[Document passage]
########################################

The new position of the particle is updated using Eq. (12) and the previously calculated velocity:

$$ {x}_{id}\left(j+1\right)={x}_{id}(j)+{v}_{id}\left(j+1\right) $$
(12)

The flowchart of the early flood warning system based on LSSVR-PSO is given in Figure 4.

Fig. 4
figure 4

FFWS flowchart based on LSSVR-PSO

Figure 4 describes the step-by-step process of building the optimal LSSVR-PSO model and making the prediction of river flow using the optimal hyper-parameters. A summary of the parameters used by PSO in the optimization process is given in Table 1:

  • The historical data are first divided into training and validation datasets based on the k-fold CV technique as described in the “Data preprocessing” section.

  • The PSO parameters and LSSVR hyper-parameters are initialized, the kernel function used is RBF, the sigma square (σ2) parameter varies between 0.001 and 30, the penalty factor γ varies between 0.01 and 300, the number of iterations is set up to 30, the inertial parameter w is set up to 0.5, the acceleration coefficients C1 and C2 values consecutively are 0.8 and 0.9, the number of particles is set up to 50, and the target error is 0.1 (10%).

  • In each iteration i, the model LSSVR-PSO receives 12 lagged data points in the input, and the current 12 values are considered as an output of the model; a forecasting result is obtained, an offset of 12 data points is made in each PSO iteration, and new forecasting results are provided by the model; this process is repeated until all the predictions are made. The next step is the validation of the obtained forecasts by calculating the validation error. Here we consider the mean absolute error (MAE) given by Eq. (14) as an objective function. The best individual and global positions of the particles are then updated based on the obtained fitness value of the particle in the ith iteration, the velocity is next calculated using Eq. (11), and the position of each particle is updated according to Eq. (12).

  • When the stopping criteria are fulfilled, the optimal values are used to build the optimal LSSVR-PSO model, and the model is tested using the test sub-dataset.

  • The new rainfall values and the water level on the coast are then presented to the optimal pre-trained model to make river flow forecasting. The predicted value is passed through the pre-defined thresholding rules, and the final hydraulic situation is predicted.

Table 1 Summary of parameters used in the optimization process

Geo-localization of the study catchment

Aghbalou catchment, the subject of this study, is situated in the Ourika region, Al Haouz Province of Morocco. The geographical position of the Aghbalou catchment is given in Figure 5, and the geographical coordinates are 7°44′55.739′′ West, 31°18′58.518′′ North. The area covered by the catchment is about 503km2. The catchment is crossed by two rivers, Ourika and Assif El Mal, whose approximate lengths, respectively, are 61.78km and 300km.

########################################

[Dataset content]
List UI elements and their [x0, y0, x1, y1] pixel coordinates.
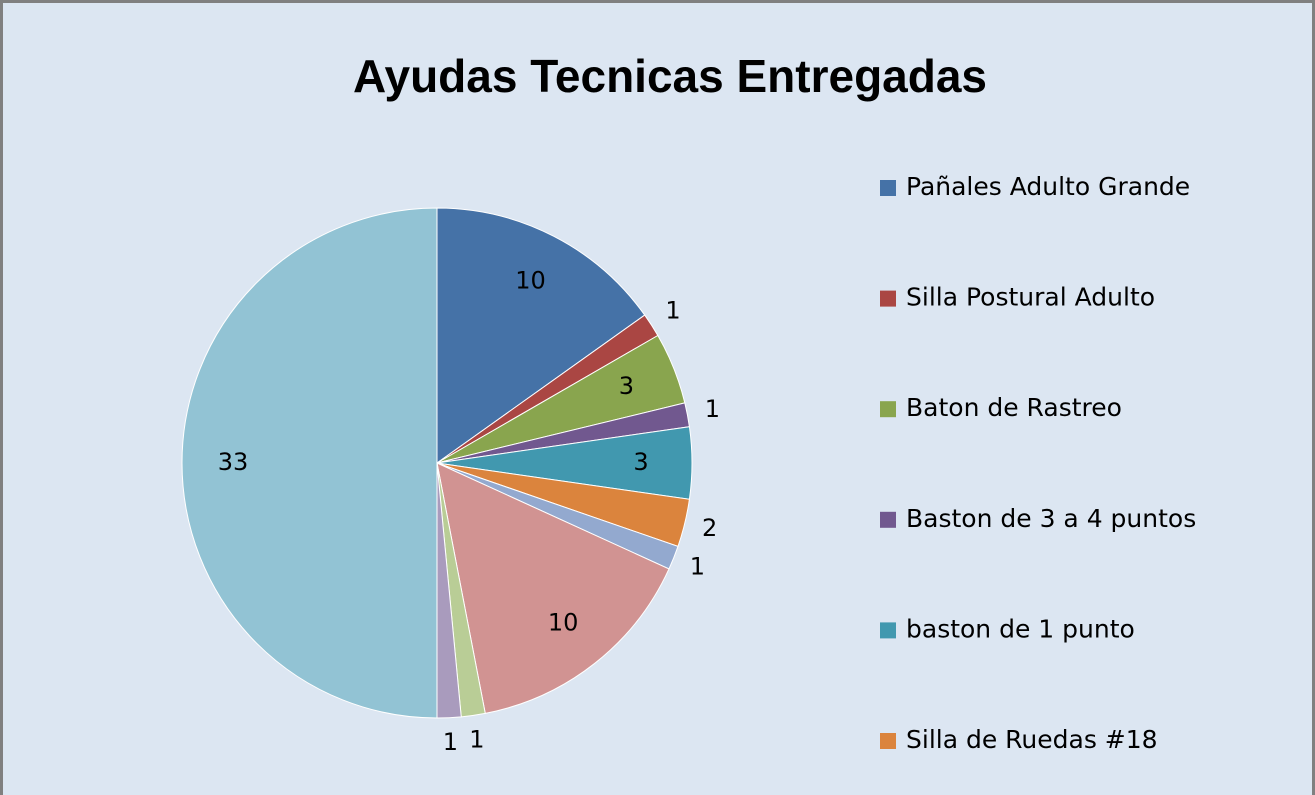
legend-swatch [880, 511, 896, 528]
pie-slice [436, 462, 670, 714]
data-label: 3 [633, 448, 648, 476]
data-label: 1 [443, 728, 458, 756]
legend-swatch [880, 290, 896, 307]
legend-label: baston de 1 punto [906, 614, 1135, 643]
pie-slice [181, 207, 438, 719]
data-label: 10 [548, 608, 579, 636]
legend-label: Pañales Adulto Grande [906, 172, 1190, 201]
legend-label: Baston de 3 a 4 puntos [906, 504, 1196, 533]
legend-swatch [880, 733, 896, 749]
legend-swatch [880, 622, 896, 639]
data-label: 1 [469, 726, 484, 754]
data-label: 1 [690, 552, 705, 580]
legend-label: Silla Postural Adulto [906, 283, 1155, 312]
data-label: 33 [218, 448, 249, 476]
legend-swatch [880, 180, 896, 196]
data-label: 1 [665, 296, 680, 324]
legend-label: Silla de Ruedas #18 [906, 725, 1158, 754]
data-label: 1 [705, 395, 720, 423]
legend-label: Baton de Rastreo [906, 393, 1122, 422]
data-label: 3 [619, 372, 634, 400]
data-label: 2 [702, 514, 717, 542]
chart-title: Ayudas Tecnicas Entregadas [353, 50, 987, 102]
data-label: 10 [515, 267, 546, 295]
legend-swatch [880, 401, 896, 418]
pie-slice [436, 207, 646, 464]
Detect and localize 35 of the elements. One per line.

########################################

[Stated goal 1] In the flood warning passage, what is the number of particles set to?
[Stated goal 2] From the records, copy verbatim the lines running from the one holding "legend-swatch [880, 511, 896, 528]" through the one holding "data-label: 33 [218, 448, 249, 476]", inclusive.
The records have no connection to the flood warning passage.

[Complete response 1] 50

[Complete response 2]
legend-swatch [880, 511, 896, 528]
pie-slice [436, 462, 670, 714]
data-label: 3 [633, 448, 648, 476]
data-label: 1 [443, 728, 458, 756]
legend-swatch [880, 290, 896, 307]
legend-label: baston de 1 punto [906, 614, 1135, 643]
pie-slice [181, 207, 438, 719]
data-label: 10 [548, 608, 579, 636]
legend-label: Pañales Adulto Grande [906, 172, 1190, 201]
legend-label: Baston de 3 a 4 puntos [906, 504, 1196, 533]
legend-swatch [880, 733, 896, 749]
legend-swatch [880, 622, 896, 639]
data-label: 1 [469, 726, 484, 754]
data-label: 1 [690, 552, 705, 580]
legend-label: Silla Postural Adulto [906, 283, 1155, 312]
data-label: 33 [218, 448, 249, 476]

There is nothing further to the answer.